EXERCISE DIRECTIONS:
In full and without alteration, repeat the material.

•••••

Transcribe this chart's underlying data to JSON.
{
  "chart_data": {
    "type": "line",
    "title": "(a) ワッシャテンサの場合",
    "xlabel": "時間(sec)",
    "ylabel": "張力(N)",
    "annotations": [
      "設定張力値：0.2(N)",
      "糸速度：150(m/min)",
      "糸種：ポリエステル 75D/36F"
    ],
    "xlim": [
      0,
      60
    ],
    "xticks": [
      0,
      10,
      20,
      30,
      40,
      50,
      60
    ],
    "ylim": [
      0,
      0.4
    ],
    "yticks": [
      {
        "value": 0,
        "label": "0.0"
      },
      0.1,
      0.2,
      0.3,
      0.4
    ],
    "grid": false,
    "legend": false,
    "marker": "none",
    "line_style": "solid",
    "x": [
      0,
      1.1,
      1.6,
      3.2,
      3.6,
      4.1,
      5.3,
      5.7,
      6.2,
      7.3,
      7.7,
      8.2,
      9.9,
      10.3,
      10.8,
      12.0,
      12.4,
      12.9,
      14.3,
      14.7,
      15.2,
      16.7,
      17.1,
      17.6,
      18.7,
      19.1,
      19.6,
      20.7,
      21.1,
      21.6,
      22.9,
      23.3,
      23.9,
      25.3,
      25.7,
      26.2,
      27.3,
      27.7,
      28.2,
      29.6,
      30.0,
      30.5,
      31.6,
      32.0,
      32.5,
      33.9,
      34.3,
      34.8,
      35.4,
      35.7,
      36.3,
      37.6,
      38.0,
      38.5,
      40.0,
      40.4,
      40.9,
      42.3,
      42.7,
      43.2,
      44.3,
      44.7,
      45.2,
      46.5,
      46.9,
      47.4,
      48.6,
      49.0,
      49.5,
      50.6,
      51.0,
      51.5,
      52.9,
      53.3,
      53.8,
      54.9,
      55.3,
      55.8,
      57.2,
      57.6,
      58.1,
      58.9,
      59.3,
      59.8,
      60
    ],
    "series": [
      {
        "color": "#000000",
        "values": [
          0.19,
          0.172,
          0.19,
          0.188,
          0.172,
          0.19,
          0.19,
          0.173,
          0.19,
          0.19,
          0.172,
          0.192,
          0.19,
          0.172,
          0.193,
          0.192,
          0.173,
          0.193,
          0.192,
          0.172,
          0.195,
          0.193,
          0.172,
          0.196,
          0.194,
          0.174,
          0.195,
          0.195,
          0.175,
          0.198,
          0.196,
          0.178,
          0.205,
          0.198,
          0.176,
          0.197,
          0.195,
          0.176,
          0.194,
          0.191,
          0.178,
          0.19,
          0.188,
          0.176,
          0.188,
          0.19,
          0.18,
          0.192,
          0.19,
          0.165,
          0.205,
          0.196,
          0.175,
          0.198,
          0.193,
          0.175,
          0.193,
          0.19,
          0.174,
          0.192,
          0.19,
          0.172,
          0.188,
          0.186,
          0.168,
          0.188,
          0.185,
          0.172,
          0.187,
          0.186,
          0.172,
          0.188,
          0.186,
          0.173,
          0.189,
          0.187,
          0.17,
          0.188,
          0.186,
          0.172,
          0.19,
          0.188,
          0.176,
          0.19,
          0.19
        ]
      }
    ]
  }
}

•••••

EXPECTED ANSWER:
Transcribe this chart's underlying data to JSON.
{
  "chart_data": {
    "type": "line",
    "title": "(a) ワッシャテンサの場合",
    "xlabel": "時間(sec)",
    "ylabel": "張力(N)",
    "annotations": [
      "設定張力値：0.2(N)",
      "糸速度：150(m/min)",
      "糸種：ポリエステル 75D/36F"
    ],
    "xlim": [
      0,
      60
    ],
    "xticks": [
      0,
      10,
      20,
      30,
      40,
      50,
      60
    ],
    "ylim": [
      0,
      0.4
    ],
    "yticks": [
      {
        "value": 0,
        "label": "0.0"
      },
      0.1,
      0.2,
      0.3,
      0.4
    ],
    "grid": false,
    "legend": false,
    "marker": "none",
    "line_style": "solid",
    "x": [
      0,
      1.1,
      1.6,
      3.2,
      3.6,
      4.1,
      5.3,
      5.7,
      6.2,
      7.3,
      7.7,
      8.2,
      9.9,
      10.3,
      10.8,
      12.0,
      12.4,
      12.9,
      14.3,
      14.7,
      15.2,
      16.7,
      17.1,
      17.6,
      18.7,
      19.1,
      19.6,
      20.7,
      21.1,
      21.6,
      22.9,
      23.3,
      23.9,
      25.3,
      25.7,
      26.2,
      27.3,
      27.7,
      28.2,
      29.6,
      30.0,
      30.5,
      31.6,
      32.0,
      32.5,
      33.9,
      34.3,
      34.8,
      35.4,
      35.7,
      36.3,
      37.6,
      38.0,
      38.5,
      40.0,
      40.4,
      40.9,
      42.3,
      42.7,
      43.2,
      44.3,
      44.7,
      45.2,
      46.5,
      46.9,
      47.4,
      48.6,
      49.0,
      49.5,
      50.6,
      51.0,
      51.5,
      52.9,
      53.3,
      53.8,
      54.9,
      55.3,
      55.8,
      57.2,
      57.6,
      58.1,
      58.9,
      59.3,
      59.8,
      60
    ],
    "series": [
      {
        "color": "#000000",
        "values": [
          0.19,
          0.172,
          0.19,
          0.188,
          0.172,
          0.19,
          0.19,
          0.173,
          0.19,
          0.19,
          0.172,
          0.192,
          0.19,
          0.172,
          0.193,
          0.192,
          0.173,
          0.193,
          0.192,
          0.172,
          0.195,
          0.193,
          0.172,
          0.196,
          0.194,
          0.174,
          0.195,
          0.195,
          0.175,
          0.198,
          0.196,
          0.178,
          0.205,
          0.198,
          0.176,
          0.197,
          0.195,
          0.176,
          0.194,
          0.191,
          0.178,
          0.19,
          0.188,
          0.176,
          0.188,
          0.19,
          0.18,
          0.192,
          0.19,
          0.165,
          0.205,
          0.196,
          0.175,
          0.198,
          0.193,
          0.175,
          0.193,
          0.19,
          0.174,
          0.192,
          0.19,
          0.172,
          0.188,
          0.186,
          0.168,
          0.188,
          0.185,
          0.172,
          0.187,
          0.186,
          0.172,
          0.188,
          0.186,
          0.173,
          0.189,
          0.187,
          0.17,
          0.188,
          0.186,
          0.172,
          0.19,
          0.188,
          0.176,
          0.19,
          0.19
        ]
      }
    ]
  }
}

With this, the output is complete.